◆ Listed entries ◆
# # # # # # #

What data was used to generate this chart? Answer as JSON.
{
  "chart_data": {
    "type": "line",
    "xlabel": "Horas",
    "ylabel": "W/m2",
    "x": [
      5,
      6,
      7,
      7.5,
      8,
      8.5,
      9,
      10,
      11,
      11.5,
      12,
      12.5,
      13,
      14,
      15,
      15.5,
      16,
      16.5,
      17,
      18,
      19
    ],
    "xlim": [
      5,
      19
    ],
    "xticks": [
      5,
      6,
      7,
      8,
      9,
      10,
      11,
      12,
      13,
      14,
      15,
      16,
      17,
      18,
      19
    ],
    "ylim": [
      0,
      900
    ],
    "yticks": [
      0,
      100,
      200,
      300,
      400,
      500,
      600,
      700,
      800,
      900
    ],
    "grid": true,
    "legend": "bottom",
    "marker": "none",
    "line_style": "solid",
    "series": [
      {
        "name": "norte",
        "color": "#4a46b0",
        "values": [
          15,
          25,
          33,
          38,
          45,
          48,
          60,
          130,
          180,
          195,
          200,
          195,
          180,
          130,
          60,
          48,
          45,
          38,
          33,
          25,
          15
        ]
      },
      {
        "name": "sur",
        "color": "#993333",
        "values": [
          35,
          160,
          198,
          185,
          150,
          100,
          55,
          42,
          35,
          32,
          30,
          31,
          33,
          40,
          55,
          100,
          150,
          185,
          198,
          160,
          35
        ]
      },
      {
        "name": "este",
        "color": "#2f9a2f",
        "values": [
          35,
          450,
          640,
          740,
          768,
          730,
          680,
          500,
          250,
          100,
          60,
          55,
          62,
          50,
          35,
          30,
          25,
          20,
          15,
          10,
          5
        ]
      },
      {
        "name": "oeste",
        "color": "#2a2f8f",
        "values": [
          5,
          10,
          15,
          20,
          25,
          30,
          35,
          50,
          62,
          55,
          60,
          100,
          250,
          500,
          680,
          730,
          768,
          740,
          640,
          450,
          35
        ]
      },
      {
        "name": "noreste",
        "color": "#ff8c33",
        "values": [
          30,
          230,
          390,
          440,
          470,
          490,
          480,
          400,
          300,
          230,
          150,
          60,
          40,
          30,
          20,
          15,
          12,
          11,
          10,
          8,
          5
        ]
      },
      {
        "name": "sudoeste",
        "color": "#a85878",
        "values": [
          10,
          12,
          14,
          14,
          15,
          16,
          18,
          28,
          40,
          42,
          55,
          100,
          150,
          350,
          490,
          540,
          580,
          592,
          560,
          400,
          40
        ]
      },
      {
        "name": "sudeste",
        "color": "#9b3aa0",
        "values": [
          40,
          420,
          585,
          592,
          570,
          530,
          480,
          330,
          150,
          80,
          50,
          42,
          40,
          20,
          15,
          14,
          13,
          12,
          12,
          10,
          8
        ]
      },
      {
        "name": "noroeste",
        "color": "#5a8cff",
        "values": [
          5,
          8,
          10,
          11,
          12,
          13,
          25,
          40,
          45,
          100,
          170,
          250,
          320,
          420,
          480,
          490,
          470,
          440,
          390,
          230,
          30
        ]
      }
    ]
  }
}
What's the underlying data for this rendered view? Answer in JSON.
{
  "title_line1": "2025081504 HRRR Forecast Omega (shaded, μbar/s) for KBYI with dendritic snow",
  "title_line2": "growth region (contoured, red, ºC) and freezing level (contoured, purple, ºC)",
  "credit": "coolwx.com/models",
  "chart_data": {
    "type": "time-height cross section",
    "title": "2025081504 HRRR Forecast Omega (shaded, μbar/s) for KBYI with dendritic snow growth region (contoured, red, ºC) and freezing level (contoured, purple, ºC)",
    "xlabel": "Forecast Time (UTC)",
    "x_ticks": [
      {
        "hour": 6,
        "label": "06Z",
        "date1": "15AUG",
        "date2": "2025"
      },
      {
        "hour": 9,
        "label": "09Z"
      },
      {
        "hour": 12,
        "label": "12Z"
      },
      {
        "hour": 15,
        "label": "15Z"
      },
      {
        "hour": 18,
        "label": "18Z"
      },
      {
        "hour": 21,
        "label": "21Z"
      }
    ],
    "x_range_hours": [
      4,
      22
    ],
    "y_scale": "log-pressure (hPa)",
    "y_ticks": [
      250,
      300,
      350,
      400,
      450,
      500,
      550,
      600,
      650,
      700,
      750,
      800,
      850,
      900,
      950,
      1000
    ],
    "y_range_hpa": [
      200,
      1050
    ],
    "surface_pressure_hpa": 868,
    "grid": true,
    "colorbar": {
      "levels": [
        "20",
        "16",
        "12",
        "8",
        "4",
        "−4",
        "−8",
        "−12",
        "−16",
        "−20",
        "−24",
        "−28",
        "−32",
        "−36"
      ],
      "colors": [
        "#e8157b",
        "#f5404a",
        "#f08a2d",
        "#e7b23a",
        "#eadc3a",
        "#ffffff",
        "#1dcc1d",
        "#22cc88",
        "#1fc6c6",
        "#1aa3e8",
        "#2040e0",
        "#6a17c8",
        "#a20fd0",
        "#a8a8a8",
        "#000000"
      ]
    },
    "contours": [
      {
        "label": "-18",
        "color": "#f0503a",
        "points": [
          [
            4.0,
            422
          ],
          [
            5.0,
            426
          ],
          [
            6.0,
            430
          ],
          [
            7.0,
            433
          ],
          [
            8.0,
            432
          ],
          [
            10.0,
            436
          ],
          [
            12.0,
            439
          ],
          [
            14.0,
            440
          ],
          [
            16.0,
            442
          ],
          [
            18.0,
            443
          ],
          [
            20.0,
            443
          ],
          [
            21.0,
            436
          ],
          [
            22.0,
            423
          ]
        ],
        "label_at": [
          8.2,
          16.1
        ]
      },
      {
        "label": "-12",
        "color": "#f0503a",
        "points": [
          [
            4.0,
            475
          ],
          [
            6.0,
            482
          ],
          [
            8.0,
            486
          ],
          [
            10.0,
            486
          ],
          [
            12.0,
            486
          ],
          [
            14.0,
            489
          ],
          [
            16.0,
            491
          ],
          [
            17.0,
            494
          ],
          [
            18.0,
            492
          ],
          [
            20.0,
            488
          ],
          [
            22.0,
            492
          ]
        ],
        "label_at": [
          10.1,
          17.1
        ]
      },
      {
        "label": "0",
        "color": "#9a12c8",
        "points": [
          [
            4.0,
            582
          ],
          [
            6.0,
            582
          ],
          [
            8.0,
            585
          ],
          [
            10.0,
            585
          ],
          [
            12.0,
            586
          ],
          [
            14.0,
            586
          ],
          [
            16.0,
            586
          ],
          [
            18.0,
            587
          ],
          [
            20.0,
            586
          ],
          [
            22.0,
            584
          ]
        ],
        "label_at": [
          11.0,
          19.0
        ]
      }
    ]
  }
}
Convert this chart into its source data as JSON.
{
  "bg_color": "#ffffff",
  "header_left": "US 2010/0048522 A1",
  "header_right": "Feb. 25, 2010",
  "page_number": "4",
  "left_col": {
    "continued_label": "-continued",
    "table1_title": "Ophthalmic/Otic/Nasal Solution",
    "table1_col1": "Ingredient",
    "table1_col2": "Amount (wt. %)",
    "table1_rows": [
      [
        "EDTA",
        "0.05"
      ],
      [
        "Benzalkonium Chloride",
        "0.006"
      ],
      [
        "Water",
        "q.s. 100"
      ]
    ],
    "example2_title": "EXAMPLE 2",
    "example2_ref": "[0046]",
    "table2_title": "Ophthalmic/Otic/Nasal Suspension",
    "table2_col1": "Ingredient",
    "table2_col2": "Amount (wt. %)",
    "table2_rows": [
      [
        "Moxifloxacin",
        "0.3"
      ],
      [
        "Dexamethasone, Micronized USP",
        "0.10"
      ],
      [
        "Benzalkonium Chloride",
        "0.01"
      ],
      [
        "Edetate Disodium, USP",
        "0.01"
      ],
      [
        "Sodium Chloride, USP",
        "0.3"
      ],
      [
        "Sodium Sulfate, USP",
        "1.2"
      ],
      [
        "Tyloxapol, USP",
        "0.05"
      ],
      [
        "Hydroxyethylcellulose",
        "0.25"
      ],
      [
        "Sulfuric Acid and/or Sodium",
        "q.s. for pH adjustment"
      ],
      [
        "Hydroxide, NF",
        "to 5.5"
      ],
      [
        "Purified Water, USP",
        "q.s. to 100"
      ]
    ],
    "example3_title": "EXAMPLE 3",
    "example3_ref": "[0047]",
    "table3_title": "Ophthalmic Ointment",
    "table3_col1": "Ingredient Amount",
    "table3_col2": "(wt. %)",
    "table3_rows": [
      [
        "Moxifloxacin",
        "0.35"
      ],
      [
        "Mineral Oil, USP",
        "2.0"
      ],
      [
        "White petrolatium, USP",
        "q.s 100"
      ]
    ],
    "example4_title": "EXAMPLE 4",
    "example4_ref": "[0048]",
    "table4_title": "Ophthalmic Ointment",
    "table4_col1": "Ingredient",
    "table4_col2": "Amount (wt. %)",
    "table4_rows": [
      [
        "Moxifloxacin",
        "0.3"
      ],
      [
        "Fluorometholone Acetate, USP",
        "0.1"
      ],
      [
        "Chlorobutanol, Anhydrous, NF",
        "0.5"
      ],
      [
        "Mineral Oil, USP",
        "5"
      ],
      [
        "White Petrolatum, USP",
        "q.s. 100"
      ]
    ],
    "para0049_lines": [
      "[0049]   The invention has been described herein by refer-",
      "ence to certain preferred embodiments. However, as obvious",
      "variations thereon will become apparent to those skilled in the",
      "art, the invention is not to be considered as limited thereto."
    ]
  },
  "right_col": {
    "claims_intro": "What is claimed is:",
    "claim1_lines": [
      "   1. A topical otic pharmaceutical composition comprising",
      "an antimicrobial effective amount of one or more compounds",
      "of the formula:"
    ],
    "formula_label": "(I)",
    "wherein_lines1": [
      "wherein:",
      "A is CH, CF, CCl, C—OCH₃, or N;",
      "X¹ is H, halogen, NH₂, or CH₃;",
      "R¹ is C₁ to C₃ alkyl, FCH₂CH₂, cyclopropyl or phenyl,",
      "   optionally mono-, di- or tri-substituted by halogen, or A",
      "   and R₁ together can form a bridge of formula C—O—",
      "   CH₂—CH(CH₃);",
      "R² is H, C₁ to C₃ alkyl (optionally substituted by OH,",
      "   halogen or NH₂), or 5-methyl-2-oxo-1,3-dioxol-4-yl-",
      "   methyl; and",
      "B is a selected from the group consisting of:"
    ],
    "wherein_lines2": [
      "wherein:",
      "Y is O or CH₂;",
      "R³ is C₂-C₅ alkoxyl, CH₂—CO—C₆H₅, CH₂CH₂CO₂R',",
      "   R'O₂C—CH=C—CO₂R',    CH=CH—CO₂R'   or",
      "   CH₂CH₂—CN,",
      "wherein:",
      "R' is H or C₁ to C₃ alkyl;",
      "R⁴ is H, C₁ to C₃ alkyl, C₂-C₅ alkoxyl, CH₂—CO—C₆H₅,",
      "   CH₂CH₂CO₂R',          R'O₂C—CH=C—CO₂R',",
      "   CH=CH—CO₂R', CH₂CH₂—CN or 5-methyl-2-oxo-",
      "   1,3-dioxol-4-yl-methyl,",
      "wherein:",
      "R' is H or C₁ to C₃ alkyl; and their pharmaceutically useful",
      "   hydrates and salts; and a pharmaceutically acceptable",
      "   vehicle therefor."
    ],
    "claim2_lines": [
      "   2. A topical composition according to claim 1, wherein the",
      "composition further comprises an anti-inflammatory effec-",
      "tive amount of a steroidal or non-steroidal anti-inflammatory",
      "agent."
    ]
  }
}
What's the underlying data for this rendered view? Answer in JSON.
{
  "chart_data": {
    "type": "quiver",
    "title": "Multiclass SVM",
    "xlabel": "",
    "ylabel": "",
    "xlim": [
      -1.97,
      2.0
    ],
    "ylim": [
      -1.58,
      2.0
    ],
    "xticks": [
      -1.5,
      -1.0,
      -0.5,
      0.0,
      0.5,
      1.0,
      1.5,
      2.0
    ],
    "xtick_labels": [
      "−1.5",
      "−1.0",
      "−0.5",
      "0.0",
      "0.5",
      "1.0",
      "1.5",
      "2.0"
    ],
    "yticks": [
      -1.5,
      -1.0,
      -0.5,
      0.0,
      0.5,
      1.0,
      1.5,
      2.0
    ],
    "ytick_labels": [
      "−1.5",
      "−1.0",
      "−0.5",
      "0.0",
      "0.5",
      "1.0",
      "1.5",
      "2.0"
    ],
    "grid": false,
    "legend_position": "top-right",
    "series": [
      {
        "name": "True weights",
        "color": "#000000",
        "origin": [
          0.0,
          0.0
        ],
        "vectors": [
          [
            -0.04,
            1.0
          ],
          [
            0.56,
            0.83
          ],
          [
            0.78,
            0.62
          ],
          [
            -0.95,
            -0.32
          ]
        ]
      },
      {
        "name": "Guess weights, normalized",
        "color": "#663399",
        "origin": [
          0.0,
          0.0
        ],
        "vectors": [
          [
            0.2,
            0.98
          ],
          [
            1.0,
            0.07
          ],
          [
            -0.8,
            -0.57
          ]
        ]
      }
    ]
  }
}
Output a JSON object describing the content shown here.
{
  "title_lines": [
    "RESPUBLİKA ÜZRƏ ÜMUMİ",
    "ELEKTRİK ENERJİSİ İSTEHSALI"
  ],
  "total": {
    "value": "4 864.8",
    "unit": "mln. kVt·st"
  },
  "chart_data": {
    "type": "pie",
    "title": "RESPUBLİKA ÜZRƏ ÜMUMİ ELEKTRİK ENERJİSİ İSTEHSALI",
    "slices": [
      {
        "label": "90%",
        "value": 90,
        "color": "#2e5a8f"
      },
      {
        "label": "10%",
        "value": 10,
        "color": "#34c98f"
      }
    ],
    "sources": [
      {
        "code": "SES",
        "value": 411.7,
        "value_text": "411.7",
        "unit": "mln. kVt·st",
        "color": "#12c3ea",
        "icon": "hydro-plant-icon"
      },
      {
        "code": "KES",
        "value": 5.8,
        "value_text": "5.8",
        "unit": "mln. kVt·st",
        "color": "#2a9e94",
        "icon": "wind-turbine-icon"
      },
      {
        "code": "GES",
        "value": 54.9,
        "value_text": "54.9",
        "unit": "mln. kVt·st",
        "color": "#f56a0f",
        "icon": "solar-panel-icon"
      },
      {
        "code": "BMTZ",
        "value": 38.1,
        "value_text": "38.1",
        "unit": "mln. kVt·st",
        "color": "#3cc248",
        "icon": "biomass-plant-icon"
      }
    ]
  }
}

# # # # # # #

◆ Brief ◆
Show every line where the string "weights" appears.

◆ Output ◆
        "name": "True weights",
        "name": "Guess weights, normalized",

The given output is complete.